● **Task objective**
Swap "cloud-puff" for "cloud-blob" throughout the records below and give them back with nothing else changed. Leave the pictures out of your answer.

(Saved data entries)
START
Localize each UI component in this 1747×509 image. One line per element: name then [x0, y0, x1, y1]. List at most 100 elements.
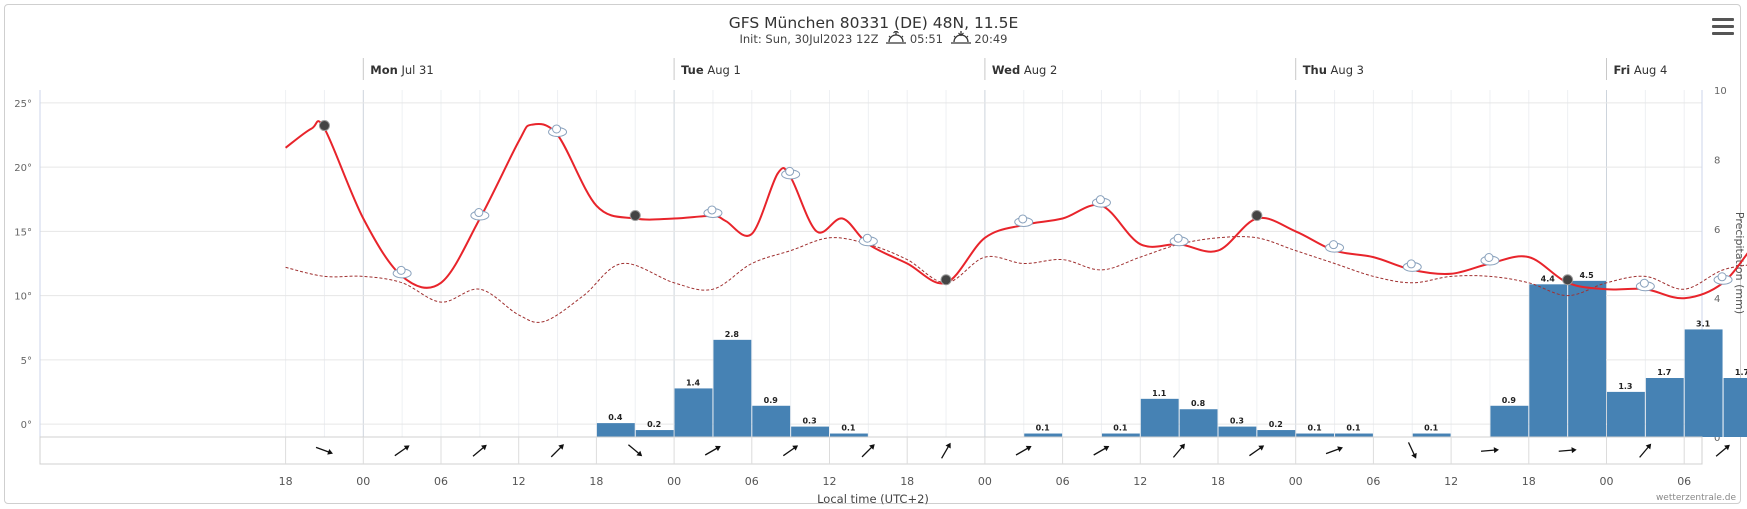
day-of-week: Wed: [992, 63, 1020, 77]
precip-label: 4.5: [1579, 271, 1594, 280]
hour-tick-label: 06: [1366, 475, 1380, 488]
day-label: Tue Aug 1: [681, 63, 741, 77]
cloud-icon: [1325, 240, 1345, 253]
wind-arrow: [1172, 443, 1185, 458]
cloud-puff: [552, 124, 562, 134]
precip-label: 2.8: [725, 330, 740, 339]
precip-bars: [596, 280, 1747, 437]
day-date: Aug 3: [1327, 63, 1364, 77]
wind-arrow: [1558, 447, 1577, 454]
day-label: Mon Jul 31: [370, 63, 433, 77]
horizontal-grid: [40, 102, 1702, 425]
precip-bar: [791, 426, 829, 437]
cloud-icon: [1014, 214, 1034, 227]
x-axis-title: Local time (UTC+2): [817, 492, 929, 506]
precip-bar: [1335, 433, 1373, 437]
moon-icon: [318, 120, 330, 132]
day-labels: Mon Jul 31 Tue Aug 1 Wed Aug 2 Thu Aug 3 Fri…: [362, 58, 1668, 80]
hour-tick-label: 12: [1444, 475, 1458, 488]
precip-tick-label: 0: [1714, 433, 1720, 444]
precip-tick-label: 8: [1714, 155, 1720, 166]
precip-bar: [1529, 284, 1568, 437]
wind-arrow-head: [327, 449, 333, 455]
wind-arrows: [285, 437, 1730, 464]
hour-tick-label: 06: [434, 475, 448, 488]
temp-tick-label: 0°: [21, 420, 32, 431]
precip-label: 1.1: [1152, 389, 1167, 398]
cloud-icon: [392, 265, 412, 279]
wind-arrow: [1093, 445, 1110, 456]
precip-bar: [1024, 433, 1063, 437]
wind-arrow: [1639, 443, 1652, 458]
hamburger-menu-icon[interactable]: [1712, 18, 1734, 36]
wind-arrow-head: [1103, 445, 1110, 452]
hour-ticks: 1800061218000612180006121800061218000612…: [279, 475, 1692, 488]
wind-arrow: [941, 442, 951, 459]
wind-arrow: [782, 445, 799, 457]
day-date: Aug 4: [1630, 63, 1667, 77]
sunrise-time: 05:51: [909, 32, 944, 46]
temperature-line: [285, 120, 1747, 300]
wind-arrow-head: [1571, 447, 1577, 454]
precip-bar: [1296, 433, 1335, 437]
temp-tick-label: 15°: [14, 227, 32, 238]
day-of-week: Tue: [681, 63, 704, 77]
wind-arrow-head: [1645, 443, 1652, 450]
day-label: Fri Aug 4: [1614, 63, 1668, 77]
sunset-time: 20:49: [974, 32, 1008, 46]
moon-icon: [940, 274, 952, 286]
wind-arrow: [861, 444, 875, 458]
precip-bar: [596, 423, 635, 437]
cloud-icon: [1635, 278, 1655, 292]
weather-symbols: [318, 120, 1733, 292]
wind-arrow-head: [869, 444, 875, 450]
precip-bar: [1490, 405, 1529, 437]
cloud-puff: [862, 233, 872, 243]
hour-tick-label: 18: [900, 475, 914, 488]
precip-label: 3.1: [1696, 319, 1711, 328]
precip-label: 0.1: [1346, 424, 1361, 433]
wind-arrow-head: [1337, 446, 1343, 452]
temp-tick-label: 10°: [14, 292, 32, 303]
cloud-icon: [781, 166, 801, 180]
precip-bar: [752, 405, 791, 437]
precip-bar: [713, 339, 752, 437]
temp-tick-label: 25°: [14, 99, 32, 110]
cloud-icon: [1713, 272, 1733, 285]
cloud-icon: [1480, 253, 1500, 266]
cloud-puff: [1018, 214, 1028, 224]
hour-tick-label: 00: [1600, 475, 1614, 488]
precip-tick-label: 10: [1714, 86, 1727, 97]
hour-tick-label: 00: [356, 475, 370, 488]
cloud-puff: [474, 208, 484, 218]
moon-icon: [629, 210, 641, 222]
sunset-icon: [950, 31, 971, 44]
day-date: Aug 1: [704, 63, 741, 77]
chart-frame: [4, 4, 1741, 504]
precip-label: 0.9: [1502, 396, 1517, 405]
wind-arrow-head: [636, 450, 643, 457]
precip-bar: [1723, 378, 1747, 437]
precip-label: 0.1: [841, 424, 856, 433]
wind-arrow-head: [792, 445, 799, 451]
wind-arrow-head: [558, 444, 564, 450]
wind-arrow-head: [1025, 445, 1032, 452]
day-label: Thu Aug 3: [1303, 63, 1364, 77]
chart-subtitle: Init: Sun, 30Jul2023 12Z 05:51 20:49: [0, 29, 1747, 46]
precip-bar: [1179, 409, 1218, 437]
day-date: Jul 31: [398, 63, 434, 77]
hour-tick-label: 18: [1211, 475, 1225, 488]
wind-arrow: [1480, 447, 1499, 454]
precip-label: 4.4: [1541, 274, 1556, 283]
hour-tick-label: 00: [667, 475, 681, 488]
precip-tick-label: 4: [1714, 294, 1720, 305]
cloud-puff: [1406, 259, 1416, 269]
cloud-puff: [785, 166, 795, 176]
precip-bar: [1257, 430, 1296, 437]
cloud-puff: [1173, 233, 1183, 243]
moon-icon: [1562, 274, 1574, 286]
precip-label: 1.4: [686, 378, 701, 387]
wind-arrow-head: [945, 442, 951, 449]
precip-label: 0.3: [802, 417, 816, 426]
END
● **Result of the exercise**
Localize each UI component in this 1747×509 image. One line per element: name then [x0, y0, x1, y1]. List at most 100 elements.
day-of-week: Wed: [992, 63, 1020, 77]
precip-label: 4.5: [1579, 271, 1594, 280]
hour-tick-label: 06: [1366, 475, 1380, 488]
day-label: Tue Aug 1: [681, 63, 741, 77]
cloud-icon: [1325, 240, 1345, 253]
wind-arrow: [1172, 443, 1185, 458]
cloud-blob: [552, 124, 562, 134]
precip-label: 2.8: [725, 330, 740, 339]
precip-bars: [596, 280, 1747, 437]
day-date: Aug 3: [1327, 63, 1364, 77]
wind-arrow: [1558, 447, 1577, 454]
day-label: Mon Jul 31: [370, 63, 433, 77]
horizontal-grid: [40, 102, 1702, 425]
precip-bar: [791, 426, 829, 437]
cloud-icon: [1014, 214, 1034, 227]
x-axis-title: Local time (UTC+2): [817, 492, 929, 506]
precip-bar: [1335, 433, 1373, 437]
moon-icon: [318, 120, 330, 132]
day-labels: Mon Jul 31 Tue Aug 1 Wed Aug 2 Thu Aug 3 Fri…: [362, 58, 1668, 80]
hour-tick-label: 12: [1444, 475, 1458, 488]
precip-tick-label: 0: [1714, 433, 1720, 444]
precip-tick-label: 8: [1714, 155, 1720, 166]
precip-bar: [1529, 284, 1568, 437]
wind-arrow-head: [327, 449, 333, 455]
wind-arrows: [285, 437, 1730, 464]
hour-tick-label: 06: [434, 475, 448, 488]
temp-tick-label: 0°: [21, 420, 32, 431]
precip-label: 1.1: [1152, 389, 1167, 398]
cloud-icon: [392, 265, 412, 279]
wind-arrow: [1093, 445, 1110, 456]
precip-bar: [1024, 433, 1063, 437]
wind-arrow: [1639, 443, 1652, 458]
hamburger-menu-icon[interactable]: [1712, 18, 1734, 36]
wind-arrow-head: [1103, 445, 1110, 452]
hour-ticks: 1800061218000612180006121800061218000612…: [279, 475, 1692, 488]
wind-arrow: [941, 442, 951, 459]
wind-arrow: [782, 445, 799, 457]
day-date: Aug 4: [1630, 63, 1667, 77]
sunrise-time: 05:51: [909, 32, 944, 46]
temperature-line: [285, 120, 1747, 300]
wind-arrow-head: [1571, 447, 1577, 454]
precip-bar: [1296, 433, 1335, 437]
temp-tick-label: 15°: [14, 227, 32, 238]
day-of-week: Tue: [681, 63, 704, 77]
wind-arrow-head: [1645, 443, 1652, 450]
day-label: Fri Aug 4: [1614, 63, 1668, 77]
sunset-time: 20:49: [974, 32, 1008, 46]
moon-icon: [940, 274, 952, 286]
wind-arrow: [861, 444, 875, 458]
precip-bar: [596, 423, 635, 437]
cloud-icon: [1635, 278, 1655, 292]
weather-symbols: [318, 120, 1733, 292]
wind-arrow-head: [869, 444, 875, 450]
precip-bar: [1490, 405, 1529, 437]
cloud-blob: [862, 233, 872, 243]
hour-tick-label: 18: [900, 475, 914, 488]
precip-label: 3.1: [1696, 319, 1711, 328]
precip-label: 0.1: [1346, 424, 1361, 433]
wind-arrow-head: [1337, 446, 1343, 452]
temp-tick-label: 10°: [14, 292, 32, 303]
cloud-icon: [781, 166, 801, 180]
precip-bar: [752, 405, 791, 437]
precip-bar: [713, 339, 752, 437]
temp-tick-label: 25°: [14, 99, 32, 110]
cloud-icon: [1713, 272, 1733, 285]
cloud-icon: [1480, 253, 1500, 266]
cloud-blob: [1018, 214, 1028, 224]
hour-tick-label: 00: [1600, 475, 1614, 488]
precip-tick-label: 10: [1714, 86, 1727, 97]
hour-tick-label: 00: [356, 475, 370, 488]
cloud-blob: [474, 208, 484, 218]
moon-icon: [629, 210, 641, 222]
sunset-icon: [950, 31, 971, 44]
day-date: Aug 1: [704, 63, 741, 77]
chart-frame: [4, 4, 1741, 504]
precip-label: 0.9: [1502, 396, 1517, 405]
wind-arrow-head: [636, 450, 643, 457]
precip-bar: [1723, 378, 1747, 437]
precip-label: 0.1: [841, 424, 856, 433]
wind-arrow-head: [792, 445, 799, 451]
wind-arrow-head: [558, 444, 564, 450]
wind-arrow-head: [1025, 445, 1032, 452]
day-label: Thu Aug 3: [1303, 63, 1364, 77]
chart-subtitle: Init: Sun, 30Jul2023 12Z 05:51 20:49: [0, 29, 1747, 46]
precip-bar: [1179, 409, 1218, 437]
day-date: Jul 31: [398, 63, 434, 77]
hour-tick-label: 18: [1211, 475, 1225, 488]
wind-arrow: [1480, 447, 1499, 454]
precip-label: 4.4: [1541, 274, 1556, 283]
hour-tick-label: 00: [667, 475, 681, 488]
precip-tick-label: 4: [1714, 294, 1720, 305]
cloud-blob: [1406, 259, 1416, 269]
cloud-blob: [785, 166, 795, 176]
precip-bar: [1257, 430, 1296, 437]
cloud-blob: [1173, 233, 1183, 243]
moon-icon: [1562, 274, 1574, 286]
precip-label: 1.4: [686, 378, 701, 387]
wind-arrow-head: [945, 442, 951, 449]
precip-label: 0.3: [802, 417, 816, 426]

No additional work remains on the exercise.